The most common type of transformation is adding a new column.  In AML Workbench, we have the option of creating a new column with the "Add Column (Script)" option from the "Transformations" menu.
Add Column (Script)
This opens up a new window where we can name our column, decide where it will be located in the dataset and create an expression.  It also provides a hint at the bottom in case we aren't sure how to use the script functionality.
Add Column (Script) Window 1

Add Column (Script) Window 2
The scripting language we will use here is Python v3.5.  As a quick showcase of functionality, we created a column called "Random", which contains a random value between 0 and 1.  In order to do this, we need a Python library called "random".  Since this library is not included by default, we need to import it first.  This leads us to the following code:
import random
random.random() 
For those unfamiliar with Python, it is a case-sensitive language.  In this case, we are importing the "random" library, and calling the "random" function from within that library.

Another interesting thing to note about this window is that we don't have to use a custom expression.  The "Code Block Type" dropdown gives us the option of using a "module".  This would allow us to save a large, shareable block of code as a .py file.  Then we could use that module in the script by using the "import" command.  This is another victory for shareable code.
Code Block Type
Some of you may be thinking "Why did you create a useless column like Random?"  Turns out, it's not entirely useless for our purposes.  It allows us to show off our next piece of functionality, Sort.
Sort
The Sort option is also found within the "Transformations" menu.  If we select the "Random" column, then the "Sort" option, we can sort the dataset by the "Random" column.  This gives us a clean look at the the different values in the columns.  While this has no analytical value, it does give us a quick overview of what we are looking at.
Iris Data (Sorted)
We could have also accomplished this by right-clicking the "Random" column header, and selecting the "Sort" option.
Sort (Right-Click)
Moving on, another interesting option within the "Transformations" menu is the "Advanced Filter (Script)" option.
Advanced Filter (Script)
This option allows us to use Python code to filter our dataset using any filter logic that we could possibly write using Python (which is almost anything we would ever want to do).

Stored rows:
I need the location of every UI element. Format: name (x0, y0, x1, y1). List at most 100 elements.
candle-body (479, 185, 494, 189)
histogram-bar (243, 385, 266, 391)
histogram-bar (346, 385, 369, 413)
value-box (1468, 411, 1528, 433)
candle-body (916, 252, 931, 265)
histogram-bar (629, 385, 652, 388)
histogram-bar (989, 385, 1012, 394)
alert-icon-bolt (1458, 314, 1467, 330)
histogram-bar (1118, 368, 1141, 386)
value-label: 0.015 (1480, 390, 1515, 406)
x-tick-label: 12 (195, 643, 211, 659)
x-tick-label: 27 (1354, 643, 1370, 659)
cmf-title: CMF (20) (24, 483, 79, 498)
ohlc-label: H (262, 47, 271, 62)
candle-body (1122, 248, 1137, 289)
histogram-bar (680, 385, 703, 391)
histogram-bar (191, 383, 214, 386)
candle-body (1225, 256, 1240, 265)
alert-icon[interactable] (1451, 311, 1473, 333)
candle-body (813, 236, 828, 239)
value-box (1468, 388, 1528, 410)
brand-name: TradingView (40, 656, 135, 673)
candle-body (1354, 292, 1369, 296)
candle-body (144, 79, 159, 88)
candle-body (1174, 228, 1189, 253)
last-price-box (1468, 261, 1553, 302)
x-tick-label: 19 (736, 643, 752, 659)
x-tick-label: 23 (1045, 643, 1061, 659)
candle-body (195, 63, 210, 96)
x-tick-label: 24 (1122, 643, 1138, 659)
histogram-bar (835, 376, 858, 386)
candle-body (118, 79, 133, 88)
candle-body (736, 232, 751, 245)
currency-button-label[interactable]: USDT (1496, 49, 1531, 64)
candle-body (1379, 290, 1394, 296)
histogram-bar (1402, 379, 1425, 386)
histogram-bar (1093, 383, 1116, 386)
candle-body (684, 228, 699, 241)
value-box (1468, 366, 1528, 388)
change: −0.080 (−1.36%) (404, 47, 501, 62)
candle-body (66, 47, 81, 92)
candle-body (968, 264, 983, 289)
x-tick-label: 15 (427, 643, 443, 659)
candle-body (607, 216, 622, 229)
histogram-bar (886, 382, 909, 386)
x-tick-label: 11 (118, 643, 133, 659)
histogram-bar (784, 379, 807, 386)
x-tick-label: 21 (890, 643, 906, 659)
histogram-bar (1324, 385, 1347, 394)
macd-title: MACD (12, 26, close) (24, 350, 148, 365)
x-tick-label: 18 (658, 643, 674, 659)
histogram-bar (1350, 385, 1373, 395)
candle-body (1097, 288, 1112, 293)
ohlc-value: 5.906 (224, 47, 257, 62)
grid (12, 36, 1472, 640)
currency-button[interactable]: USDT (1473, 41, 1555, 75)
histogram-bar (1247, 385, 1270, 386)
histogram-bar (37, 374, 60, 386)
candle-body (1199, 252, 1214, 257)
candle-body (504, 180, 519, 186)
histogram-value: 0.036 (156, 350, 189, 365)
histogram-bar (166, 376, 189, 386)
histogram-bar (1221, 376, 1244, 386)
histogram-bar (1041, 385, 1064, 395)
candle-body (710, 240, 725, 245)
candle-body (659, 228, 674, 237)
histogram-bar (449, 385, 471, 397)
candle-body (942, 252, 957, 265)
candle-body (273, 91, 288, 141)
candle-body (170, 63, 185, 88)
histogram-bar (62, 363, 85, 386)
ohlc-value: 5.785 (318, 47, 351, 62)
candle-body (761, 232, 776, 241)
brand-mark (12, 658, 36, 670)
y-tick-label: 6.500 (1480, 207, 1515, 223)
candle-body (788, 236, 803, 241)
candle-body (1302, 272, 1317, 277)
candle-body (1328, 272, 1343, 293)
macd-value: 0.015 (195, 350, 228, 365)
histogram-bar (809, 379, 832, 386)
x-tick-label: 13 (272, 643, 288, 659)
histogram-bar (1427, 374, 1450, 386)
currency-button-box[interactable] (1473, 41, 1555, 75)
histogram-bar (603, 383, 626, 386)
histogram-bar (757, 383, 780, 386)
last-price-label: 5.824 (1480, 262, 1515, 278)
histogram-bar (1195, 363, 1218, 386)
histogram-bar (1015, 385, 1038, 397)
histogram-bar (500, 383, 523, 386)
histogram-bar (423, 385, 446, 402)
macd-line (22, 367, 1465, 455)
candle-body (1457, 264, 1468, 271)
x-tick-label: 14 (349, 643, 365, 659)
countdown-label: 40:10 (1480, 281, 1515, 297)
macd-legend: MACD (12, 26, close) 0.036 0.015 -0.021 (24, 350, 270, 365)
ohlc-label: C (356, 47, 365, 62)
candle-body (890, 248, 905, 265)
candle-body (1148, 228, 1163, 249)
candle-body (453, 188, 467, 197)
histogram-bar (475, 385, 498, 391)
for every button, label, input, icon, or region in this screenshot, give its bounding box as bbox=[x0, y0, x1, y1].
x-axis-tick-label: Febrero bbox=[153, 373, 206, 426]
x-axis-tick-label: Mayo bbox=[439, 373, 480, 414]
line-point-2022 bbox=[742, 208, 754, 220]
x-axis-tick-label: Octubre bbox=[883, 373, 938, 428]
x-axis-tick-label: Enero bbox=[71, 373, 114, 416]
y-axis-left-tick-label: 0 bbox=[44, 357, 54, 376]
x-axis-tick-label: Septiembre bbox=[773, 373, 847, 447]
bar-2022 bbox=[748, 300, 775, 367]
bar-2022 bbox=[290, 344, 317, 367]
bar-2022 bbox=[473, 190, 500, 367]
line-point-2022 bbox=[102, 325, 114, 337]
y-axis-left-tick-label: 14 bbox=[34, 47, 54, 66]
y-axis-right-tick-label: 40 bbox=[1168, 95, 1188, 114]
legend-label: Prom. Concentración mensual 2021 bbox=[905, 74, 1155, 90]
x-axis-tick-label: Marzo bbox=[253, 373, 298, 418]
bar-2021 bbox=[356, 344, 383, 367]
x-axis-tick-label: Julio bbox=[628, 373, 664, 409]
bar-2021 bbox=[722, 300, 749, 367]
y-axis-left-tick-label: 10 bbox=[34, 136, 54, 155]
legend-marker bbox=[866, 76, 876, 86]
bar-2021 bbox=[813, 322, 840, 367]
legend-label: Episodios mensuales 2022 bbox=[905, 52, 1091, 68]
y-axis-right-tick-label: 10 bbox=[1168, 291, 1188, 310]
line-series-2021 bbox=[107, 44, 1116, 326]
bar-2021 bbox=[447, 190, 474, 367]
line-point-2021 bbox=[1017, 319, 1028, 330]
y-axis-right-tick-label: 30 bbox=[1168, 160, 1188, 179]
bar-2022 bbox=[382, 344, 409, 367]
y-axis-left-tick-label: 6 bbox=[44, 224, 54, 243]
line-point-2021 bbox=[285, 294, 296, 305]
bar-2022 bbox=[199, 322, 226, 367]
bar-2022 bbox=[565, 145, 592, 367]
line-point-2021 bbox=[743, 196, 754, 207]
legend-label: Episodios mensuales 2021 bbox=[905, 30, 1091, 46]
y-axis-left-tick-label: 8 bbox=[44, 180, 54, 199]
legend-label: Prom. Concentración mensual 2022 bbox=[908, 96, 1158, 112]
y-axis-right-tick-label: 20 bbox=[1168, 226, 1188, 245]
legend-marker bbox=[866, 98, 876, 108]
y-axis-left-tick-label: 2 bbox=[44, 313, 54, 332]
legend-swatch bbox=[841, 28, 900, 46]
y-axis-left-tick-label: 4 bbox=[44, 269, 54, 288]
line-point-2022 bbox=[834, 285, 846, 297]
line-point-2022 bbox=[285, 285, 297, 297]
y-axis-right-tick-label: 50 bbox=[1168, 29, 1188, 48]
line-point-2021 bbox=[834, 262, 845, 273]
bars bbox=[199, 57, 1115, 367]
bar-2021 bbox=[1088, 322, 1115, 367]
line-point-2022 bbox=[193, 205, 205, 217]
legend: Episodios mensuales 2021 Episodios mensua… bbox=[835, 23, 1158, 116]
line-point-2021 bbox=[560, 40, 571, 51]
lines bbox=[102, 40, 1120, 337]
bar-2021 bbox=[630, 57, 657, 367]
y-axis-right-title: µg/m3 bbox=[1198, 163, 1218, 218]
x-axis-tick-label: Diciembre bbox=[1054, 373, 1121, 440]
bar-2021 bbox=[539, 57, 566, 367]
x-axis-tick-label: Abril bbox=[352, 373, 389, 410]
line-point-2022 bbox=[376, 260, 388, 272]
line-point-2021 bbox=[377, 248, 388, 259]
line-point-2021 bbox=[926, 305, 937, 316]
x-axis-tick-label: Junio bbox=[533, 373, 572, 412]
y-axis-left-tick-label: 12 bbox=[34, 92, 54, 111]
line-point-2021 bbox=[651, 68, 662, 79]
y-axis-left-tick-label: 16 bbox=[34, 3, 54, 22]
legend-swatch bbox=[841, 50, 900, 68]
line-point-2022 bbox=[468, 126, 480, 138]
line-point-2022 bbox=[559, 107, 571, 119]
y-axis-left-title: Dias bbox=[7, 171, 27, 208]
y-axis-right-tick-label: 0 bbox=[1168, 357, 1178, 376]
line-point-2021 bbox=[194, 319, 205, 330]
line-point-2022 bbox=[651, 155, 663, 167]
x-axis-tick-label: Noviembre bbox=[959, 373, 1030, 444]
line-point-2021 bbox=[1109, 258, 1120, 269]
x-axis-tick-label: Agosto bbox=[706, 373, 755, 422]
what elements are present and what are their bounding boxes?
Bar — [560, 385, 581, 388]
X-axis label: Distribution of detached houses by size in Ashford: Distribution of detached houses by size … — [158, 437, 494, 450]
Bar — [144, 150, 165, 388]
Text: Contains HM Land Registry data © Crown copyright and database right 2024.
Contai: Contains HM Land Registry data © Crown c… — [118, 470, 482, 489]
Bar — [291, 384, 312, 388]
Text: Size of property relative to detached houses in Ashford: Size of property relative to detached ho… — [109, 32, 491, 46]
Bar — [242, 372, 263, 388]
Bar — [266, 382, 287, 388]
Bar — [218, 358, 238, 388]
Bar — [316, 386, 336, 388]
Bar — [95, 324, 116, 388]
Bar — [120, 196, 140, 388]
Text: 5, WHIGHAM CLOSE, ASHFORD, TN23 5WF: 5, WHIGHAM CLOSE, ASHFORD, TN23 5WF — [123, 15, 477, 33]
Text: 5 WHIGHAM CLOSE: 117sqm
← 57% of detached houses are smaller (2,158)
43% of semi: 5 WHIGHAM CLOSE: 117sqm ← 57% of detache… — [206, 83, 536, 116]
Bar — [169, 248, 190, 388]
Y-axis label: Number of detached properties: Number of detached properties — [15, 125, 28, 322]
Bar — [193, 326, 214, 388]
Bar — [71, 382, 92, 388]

What to work on:
A. From the AML Workbench passage, output the text starting with "Add Column (Script) Window 2" and going on through "within that library.".
B. In the AML Workbench passage, which version of Python is named as the scripting language for adding a column?

Solution list:
A.
Add Column (Script) Window 2
The scripting language we will use here is Python v3.5.  As a quick showcase of functionality, we created a column called "Random", which contains a random value between 0 and 1.  In order to do this, we need a Python library called "random".  Since this library is not included by default, we need to import it first.  This leads us to the following code:
import random
random.random() 
For those unfamiliar with Python, it is a case-sensitive language.  In this case, we are importing the "random" library, and calling the "random" function from within that library.

B. Python v3.5